◆ **Task material**:
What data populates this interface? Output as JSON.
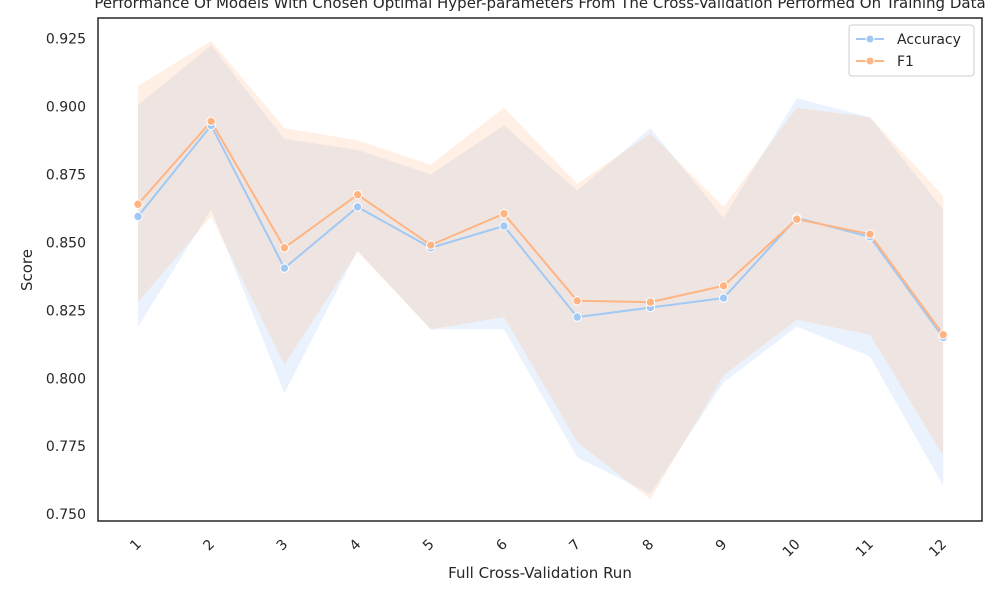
{
  "chart_data": {
    "type": "line",
    "title": "Performance Of Models With Chosen Optimal Hyper-parameters From The Cross-Validation Performed On Training Data",
    "xlabel": "Full Cross-Validation Run",
    "ylabel": "Score",
    "categories": [
      "1",
      "2",
      "3",
      "4",
      "5",
      "6",
      "7",
      "8",
      "9",
      "10",
      "11",
      "12"
    ],
    "ylim": [
      0.7475,
      0.9325
    ],
    "yticks": [
      0.75,
      0.775,
      0.8,
      0.825,
      0.85,
      0.875,
      0.9,
      0.925
    ],
    "ytick_labels": [
      "0.750",
      "0.775",
      "0.800",
      "0.825",
      "0.850",
      "0.875",
      "0.900",
      "0.925"
    ],
    "grid": false,
    "legend_position": "top-right",
    "series": [
      {
        "name": "Accuracy",
        "color": "#a1c9f4",
        "values": [
          0.8595,
          0.893,
          0.8405,
          0.863,
          0.848,
          0.856,
          0.8225,
          0.826,
          0.8295,
          0.859,
          0.852,
          0.815
        ],
        "band_upper": [
          0.9005,
          0.9225,
          0.888,
          0.884,
          0.875,
          0.893,
          0.869,
          0.892,
          0.859,
          0.903,
          0.896,
          0.862
        ],
        "band_lower": [
          0.819,
          0.862,
          0.7945,
          0.847,
          0.818,
          0.818,
          0.771,
          0.7575,
          0.7985,
          0.819,
          0.808,
          0.7605
        ]
      },
      {
        "name": "F1",
        "color": "#ffb482",
        "values": [
          0.864,
          0.8945,
          0.848,
          0.8675,
          0.849,
          0.8605,
          0.8285,
          0.828,
          0.834,
          0.8585,
          0.853,
          0.816
        ],
        "band_upper": [
          0.9075,
          0.924,
          0.892,
          0.8875,
          0.8785,
          0.8995,
          0.8715,
          0.89,
          0.863,
          0.8995,
          0.896,
          0.867
        ],
        "band_lower": [
          0.828,
          0.8595,
          0.805,
          0.8465,
          0.818,
          0.8225,
          0.7765,
          0.7555,
          0.801,
          0.8215,
          0.816,
          0.7715
        ]
      }
    ]
  }
}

◆ **Directive**:
Quote every record above exactly, leaving out any pictures.

◆ **Answer**:
What data populates this interface? Output as JSON.
{
  "chart_data": {
    "type": "line",
    "title": "Performance Of Models With Chosen Optimal Hyper-parameters From The Cross-Validation Performed On Training Data",
    "xlabel": "Full Cross-Validation Run",
    "ylabel": "Score",
    "categories": [
      "1",
      "2",
      "3",
      "4",
      "5",
      "6",
      "7",
      "8",
      "9",
      "10",
      "11",
      "12"
    ],
    "ylim": [
      0.7475,
      0.9325
    ],
    "yticks": [
      0.75,
      0.775,
      0.8,
      0.825,
      0.85,
      0.875,
      0.9,
      0.925
    ],
    "ytick_labels": [
      "0.750",
      "0.775",
      "0.800",
      "0.825",
      "0.850",
      "0.875",
      "0.900",
      "0.925"
    ],
    "grid": false,
    "legend_position": "top-right",
    "series": [
      {
        "name": "Accuracy",
        "color": "#a1c9f4",
        "values": [
          0.8595,
          0.893,
          0.8405,
          0.863,
          0.848,
          0.856,
          0.8225,
          0.826,
          0.8295,
          0.859,
          0.852,
          0.815
        ],
        "band_upper": [
          0.9005,
          0.9225,
          0.888,
          0.884,
          0.875,
          0.893,
          0.869,
          0.892,
          0.859,
          0.903,
          0.896,
          0.862
        ],
        "band_lower": [
          0.819,
          0.862,
          0.7945,
          0.847,
          0.818,
          0.818,
          0.771,
          0.7575,
          0.7985,
          0.819,
          0.808,
          0.7605
        ]
      },
      {
        "name": "F1",
        "color": "#ffb482",
        "values": [
          0.864,
          0.8945,
          0.848,
          0.8675,
          0.849,
          0.8605,
          0.8285,
          0.828,
          0.834,
          0.8585,
          0.853,
          0.816
        ],
        "band_upper": [
          0.9075,
          0.924,
          0.892,
          0.8875,
          0.8785,
          0.8995,
          0.8715,
          0.89,
          0.863,
          0.8995,
          0.896,
          0.867
        ],
        "band_lower": [
          0.828,
          0.8595,
          0.805,
          0.8465,
          0.818,
          0.8225,
          0.7765,
          0.7555,
          0.801,
          0.8215,
          0.816,
          0.7715
        ]
      }
    ]
  }
}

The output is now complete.